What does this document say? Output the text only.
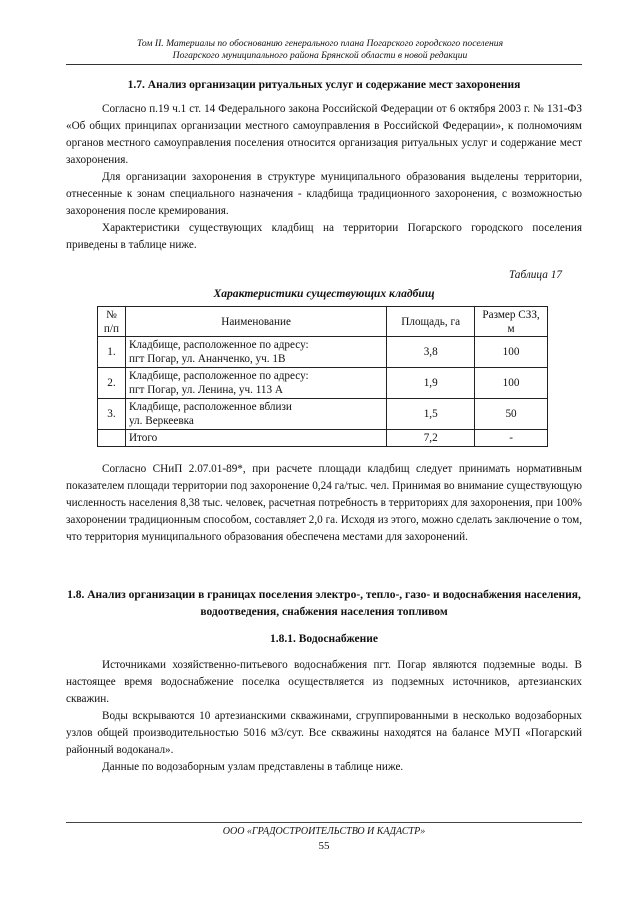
Том II. Материалы по обоснованию генерального плана Погарского городского поселения
Погарского муниципального района Брянской области в новой редакции
1.7. Анализ организации ритуальных услуг и содержание мест захоронения

Согласно п.19 ч.1 ст. 14 Федерального закона Российской Федерации от 6 октября 2003 г. № 131-ФЗ «Об общих принципах организации местного самоуправления в Российской Федерации», к полномочиям органов местного самоуправления поселения относится организация ритуальных услуг и содержание мест захоронения.

Для организации захоронения в структуре муниципального образования выделены территории, отнесенные к зонам специального назначения - кладбища традиционного захоронения, с возможностью захоронения после кремирования.

Характеристики существующих кладбищ на территории Погарского городского поселения приведены в таблице ниже.

Таблица 17
Характеристики существующих кладбищ
№ п/п	Наименование	Площадь, га	Размер СЗЗ, м
1.	Кладбище, расположенное по адресу:
пгт Погар, ул. Ананченко, уч. 1В	3,8	100
2.	Кладбище, расположенное по адресу:
пгт Погар, ул. Ленина, уч. 113 А	1,9	100
3.	Кладбище, расположенное вблизи
ул. Веркеевка	1,5	50
	Итого	7,2	-

Согласно СНиП 2.07.01-89*, при расчете площади кладбищ следует принимать нормативным показателем площади территории под захоронение 0,24 га/тыс. чел. Принимая во внимание существующую численность населения 8,38 тыс. человек, расчетная потребность в территориях для захоронения, при 100% захоронении традиционным способом, составляет 2,0 га. Исходя из этого, можно сделать заключение о том, что территория муниципального образования обеспечена местами для захоронений.

1.8. Анализ организации в границах поселения электро-, тепло-, газо- и водоснабжения населения, водоотведения, снабжения населения топливом
1.8.1. Водоснабжение

Источниками хозяйственно-питьевого водоснабжения пгт. Погар являются подземные воды. В настоящее время водоснабжение поселка осуществляется из подземных источников, артезианских скважин.

Воды вскрываются 10 артезианскими скважинами, сгруппированными в несколько водозаборных узлов общей производительностью 5016 м3/сут. Все скважины находятся на балансе МУП «Погарский районный водоканал».

Данные по водозаборным узлам представлены в таблице ниже.

ООО «ГРАДОСТРОИТЕЛЬСТВО И КАДАСТР»
55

-- Short task --
Identify each line in the records above that contains the word "существующих", and copy it out in full.

-- Answer to this exercise --
Характеристики существующих кладбищ на территории Погарского городского поселения приведены в таблице ниже.
Характеристики существующих кладбищ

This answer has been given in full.